**EXERCISE DIRECTIONS:**
Quote the whole listing word for word, please.

**EXERCISE INPUTS:**
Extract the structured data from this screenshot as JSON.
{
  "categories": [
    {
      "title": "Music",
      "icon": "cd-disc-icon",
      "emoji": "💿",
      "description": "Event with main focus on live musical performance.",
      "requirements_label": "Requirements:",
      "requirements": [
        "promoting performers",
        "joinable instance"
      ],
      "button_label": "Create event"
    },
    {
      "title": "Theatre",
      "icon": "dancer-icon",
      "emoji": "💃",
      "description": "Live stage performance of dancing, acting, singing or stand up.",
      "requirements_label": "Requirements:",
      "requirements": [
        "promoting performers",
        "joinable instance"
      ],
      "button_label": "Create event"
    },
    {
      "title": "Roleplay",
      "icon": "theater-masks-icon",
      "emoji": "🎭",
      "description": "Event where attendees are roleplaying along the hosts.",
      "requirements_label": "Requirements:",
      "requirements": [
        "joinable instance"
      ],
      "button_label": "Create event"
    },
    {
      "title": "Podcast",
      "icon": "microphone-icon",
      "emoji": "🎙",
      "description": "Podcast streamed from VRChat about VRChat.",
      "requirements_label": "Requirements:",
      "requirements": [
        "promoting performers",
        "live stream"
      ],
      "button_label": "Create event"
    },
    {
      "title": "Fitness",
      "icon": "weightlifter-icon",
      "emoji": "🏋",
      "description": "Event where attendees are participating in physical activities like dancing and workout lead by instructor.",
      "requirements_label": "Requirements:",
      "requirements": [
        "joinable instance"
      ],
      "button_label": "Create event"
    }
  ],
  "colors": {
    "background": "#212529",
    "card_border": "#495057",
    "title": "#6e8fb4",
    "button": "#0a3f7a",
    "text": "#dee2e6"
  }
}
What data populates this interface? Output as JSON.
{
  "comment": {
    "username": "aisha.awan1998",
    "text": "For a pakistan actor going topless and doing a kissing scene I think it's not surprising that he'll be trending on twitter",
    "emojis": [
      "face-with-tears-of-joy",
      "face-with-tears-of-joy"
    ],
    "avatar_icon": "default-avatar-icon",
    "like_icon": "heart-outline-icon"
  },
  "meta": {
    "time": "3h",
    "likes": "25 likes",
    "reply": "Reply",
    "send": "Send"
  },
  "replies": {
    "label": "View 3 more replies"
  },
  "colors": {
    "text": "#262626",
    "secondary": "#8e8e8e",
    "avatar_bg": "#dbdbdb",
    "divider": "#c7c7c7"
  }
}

**FINISHED TASK:**
Extract the structured data from this screenshot as JSON.
{
  "categories": [
    {
      "title": "Music",
      "icon": "cd-disc-icon",
      "emoji": "💿",
      "description": "Event with main focus on live musical performance.",
      "requirements_label": "Requirements:",
      "requirements": [
        "promoting performers",
        "joinable instance"
      ],
      "button_label": "Create event"
    },
    {
      "title": "Theatre",
      "icon": "dancer-icon",
      "emoji": "💃",
      "description": "Live stage performance of dancing, acting, singing or stand up.",
      "requirements_label": "Requirements:",
      "requirements": [
        "promoting performers",
        "joinable instance"
      ],
      "button_label": "Create event"
    },
    {
      "title": "Roleplay",
      "icon": "theater-masks-icon",
      "emoji": "🎭",
      "description": "Event where attendees are roleplaying along the hosts.",
      "requirements_label": "Requirements:",
      "requirements": [
        "joinable instance"
      ],
      "button_label": "Create event"
    },
    {
      "title": "Podcast",
      "icon": "microphone-icon",
      "emoji": "🎙",
      "description": "Podcast streamed from VRChat about VRChat.",
      "requirements_label": "Requirements:",
      "requirements": [
        "promoting performers",
        "live stream"
      ],
      "button_label": "Create event"
    },
    {
      "title": "Fitness",
      "icon": "weightlifter-icon",
      "emoji": "🏋",
      "description": "Event where attendees are participating in physical activities like dancing and workout lead by instructor.",
      "requirements_label": "Requirements:",
      "requirements": [
        "joinable instance"
      ],
      "button_label": "Create event"
    }
  ],
  "colors": {
    "background": "#212529",
    "card_border": "#495057",
    "title": "#6e8fb4",
    "button": "#0a3f7a",
    "text": "#dee2e6"
  }
}
What data populates this interface? Output as JSON.
{
  "comment": {
    "username": "aisha.awan1998",
    "text": "For a pakistan actor going topless and doing a kissing scene I think it's not surprising that he'll be trending on twitter",
    "emojis": [
      "face-with-tears-of-joy",
      "face-with-tears-of-joy"
    ],
    "avatar_icon": "default-avatar-icon",
    "like_icon": "heart-outline-icon"
  },
  "meta": {
    "time": "3h",
    "likes": "25 likes",
    "reply": "Reply",
    "send": "Send"
  },
  "replies": {
    "label": "View 3 more replies"
  },
  "colors": {
    "text": "#262626",
    "secondary": "#8e8e8e",
    "avatar_bg": "#dbdbdb",
    "divider": "#c7c7c7"
  }
}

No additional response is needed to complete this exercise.